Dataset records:
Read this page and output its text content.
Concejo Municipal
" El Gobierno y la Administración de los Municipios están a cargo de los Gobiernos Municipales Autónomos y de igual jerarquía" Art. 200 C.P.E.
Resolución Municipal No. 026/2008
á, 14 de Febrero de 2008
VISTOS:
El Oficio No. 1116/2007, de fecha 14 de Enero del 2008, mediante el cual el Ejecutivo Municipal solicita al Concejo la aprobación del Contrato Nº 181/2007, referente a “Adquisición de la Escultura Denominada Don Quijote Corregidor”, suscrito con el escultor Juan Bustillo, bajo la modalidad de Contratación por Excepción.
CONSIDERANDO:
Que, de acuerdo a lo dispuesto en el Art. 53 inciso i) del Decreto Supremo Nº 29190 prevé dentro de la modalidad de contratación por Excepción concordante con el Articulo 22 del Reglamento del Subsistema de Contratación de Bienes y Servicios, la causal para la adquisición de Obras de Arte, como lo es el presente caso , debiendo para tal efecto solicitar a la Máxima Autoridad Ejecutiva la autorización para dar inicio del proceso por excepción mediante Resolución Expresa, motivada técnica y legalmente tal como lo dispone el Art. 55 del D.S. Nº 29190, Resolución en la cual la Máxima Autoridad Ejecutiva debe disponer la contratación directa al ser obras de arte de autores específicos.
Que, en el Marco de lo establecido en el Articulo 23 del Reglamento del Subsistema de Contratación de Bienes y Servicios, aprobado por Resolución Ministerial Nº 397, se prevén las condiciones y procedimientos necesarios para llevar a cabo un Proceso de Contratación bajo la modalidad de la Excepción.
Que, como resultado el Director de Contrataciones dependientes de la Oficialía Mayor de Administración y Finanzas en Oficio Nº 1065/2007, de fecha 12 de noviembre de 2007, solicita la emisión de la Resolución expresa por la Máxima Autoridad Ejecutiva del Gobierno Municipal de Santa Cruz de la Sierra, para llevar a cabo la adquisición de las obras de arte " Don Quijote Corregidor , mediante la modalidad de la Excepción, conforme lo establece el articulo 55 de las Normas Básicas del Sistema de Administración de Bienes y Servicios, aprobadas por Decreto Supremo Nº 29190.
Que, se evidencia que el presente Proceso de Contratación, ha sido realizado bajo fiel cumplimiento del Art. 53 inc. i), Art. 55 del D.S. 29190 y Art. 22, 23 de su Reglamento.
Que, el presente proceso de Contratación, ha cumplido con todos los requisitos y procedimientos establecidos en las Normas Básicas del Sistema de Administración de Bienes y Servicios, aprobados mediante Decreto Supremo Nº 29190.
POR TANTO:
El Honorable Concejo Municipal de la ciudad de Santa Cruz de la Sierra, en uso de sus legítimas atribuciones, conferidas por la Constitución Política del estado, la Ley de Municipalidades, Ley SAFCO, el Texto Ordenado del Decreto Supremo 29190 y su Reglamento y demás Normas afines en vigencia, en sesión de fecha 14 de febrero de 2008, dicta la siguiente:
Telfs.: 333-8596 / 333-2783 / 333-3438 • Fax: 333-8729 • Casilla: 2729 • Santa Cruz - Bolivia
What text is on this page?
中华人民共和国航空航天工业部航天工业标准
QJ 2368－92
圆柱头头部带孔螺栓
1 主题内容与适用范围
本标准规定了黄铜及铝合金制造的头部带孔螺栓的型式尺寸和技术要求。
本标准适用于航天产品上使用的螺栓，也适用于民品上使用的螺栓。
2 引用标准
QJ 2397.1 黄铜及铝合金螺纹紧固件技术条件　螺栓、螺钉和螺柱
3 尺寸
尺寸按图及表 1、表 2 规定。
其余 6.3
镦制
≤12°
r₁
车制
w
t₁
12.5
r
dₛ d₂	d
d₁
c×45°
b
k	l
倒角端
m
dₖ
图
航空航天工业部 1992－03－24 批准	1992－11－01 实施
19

Work to complete | Copy all the records above exactly, missing none.

Answer below |
Read this page and output its text content.
Concejo Municipal
" El Gobierno y la Administración de los Municipios están a cargo de los Gobiernos Municipales Autónomos y de igual jerarquía" Art. 200 C.P.E.
Resolución Municipal No. 026/2008
á, 14 de Febrero de 2008
VISTOS:
El Oficio No. 1116/2007, de fecha 14 de Enero del 2008, mediante el cual el Ejecutivo Municipal solicita al Concejo la aprobación del Contrato Nº 181/2007, referente a “Adquisición de la Escultura Denominada Don Quijote Corregidor”, suscrito con el escultor Juan Bustillo, bajo la modalidad de Contratación por Excepción.
CONSIDERANDO:
Que, de acuerdo a lo dispuesto en el Art. 53 inciso i) del Decreto Supremo Nº 29190 prevé dentro de la modalidad de contratación por Excepción concordante con el Articulo 22 del Reglamento del Subsistema de Contratación de Bienes y Servicios, la causal para la adquisición de Obras de Arte, como lo es el presente caso , debiendo para tal efecto solicitar a la Máxima Autoridad Ejecutiva la autorización para dar inicio del proceso por excepción mediante Resolución Expresa, motivada técnica y legalmente tal como lo dispone el Art. 55 del D.S. Nº 29190, Resolución en la cual la Máxima Autoridad Ejecutiva debe disponer la contratación directa al ser obras de arte de autores específicos.
Que, en el Marco de lo establecido en el Articulo 23 del Reglamento del Subsistema de Contratación de Bienes y Servicios, aprobado por Resolución Ministerial Nº 397, se prevén las condiciones y procedimientos necesarios para llevar a cabo un Proceso de Contratación bajo la modalidad de la Excepción.
Que, como resultado el Director de Contrataciones dependientes de la Oficialía Mayor de Administración y Finanzas en Oficio Nº 1065/2007, de fecha 12 de noviembre de 2007, solicita la emisión de la Resolución expresa por la Máxima Autoridad Ejecutiva del Gobierno Municipal de Santa Cruz de la Sierra, para llevar a cabo la adquisición de las obras de arte " Don Quijote Corregidor , mediante la modalidad de la Excepción, conforme lo establece el articulo 55 de las Normas Básicas del Sistema de Administración de Bienes y Servicios, aprobadas por Decreto Supremo Nº 29190.
Que, se evidencia que el presente Proceso de Contratación, ha sido realizado bajo fiel cumplimiento del Art. 53 inc. i), Art. 55 del D.S. 29190 y Art. 22, 23 de su Reglamento.
Que, el presente proceso de Contratación, ha cumplido con todos los requisitos y procedimientos establecidos en las Normas Básicas del Sistema de Administración de Bienes y Servicios, aprobados mediante Decreto Supremo Nº 29190.
POR TANTO:
El Honorable Concejo Municipal de la ciudad de Santa Cruz de la Sierra, en uso de sus legítimas atribuciones, conferidas por la Constitución Política del estado, la Ley de Municipalidades, Ley SAFCO, el Texto Ordenado del Decreto Supremo 29190 y su Reglamento y demás Normas afines en vigencia, en sesión de fecha 14 de febrero de 2008, dicta la siguiente:
Telfs.: 333-8596 / 333-2783 / 333-3438 • Fax: 333-8729 • Casilla: 2729 • Santa Cruz - Bolivia
What text is on this page?
中华人民共和国航空航天工业部航天工业标准
QJ 2368－92
圆柱头头部带孔螺栓
1 主题内容与适用范围
本标准规定了黄铜及铝合金制造的头部带孔螺栓的型式尺寸和技术要求。
本标准适用于航天产品上使用的螺栓，也适用于民品上使用的螺栓。
2 引用标准
QJ 2397.1 黄铜及铝合金螺纹紧固件技术条件　螺栓、螺钉和螺柱
3 尺寸
尺寸按图及表 1、表 2 规定。
其余 6.3
镦制
≤12°
r₁
车制
w
t₁
12.5
r
dₛ d₂	d
d₁
c×45°
b
k	l
倒角端
m
dₖ
图
航空航天工业部 1992－03－24 批准	1992－11－01 实施
19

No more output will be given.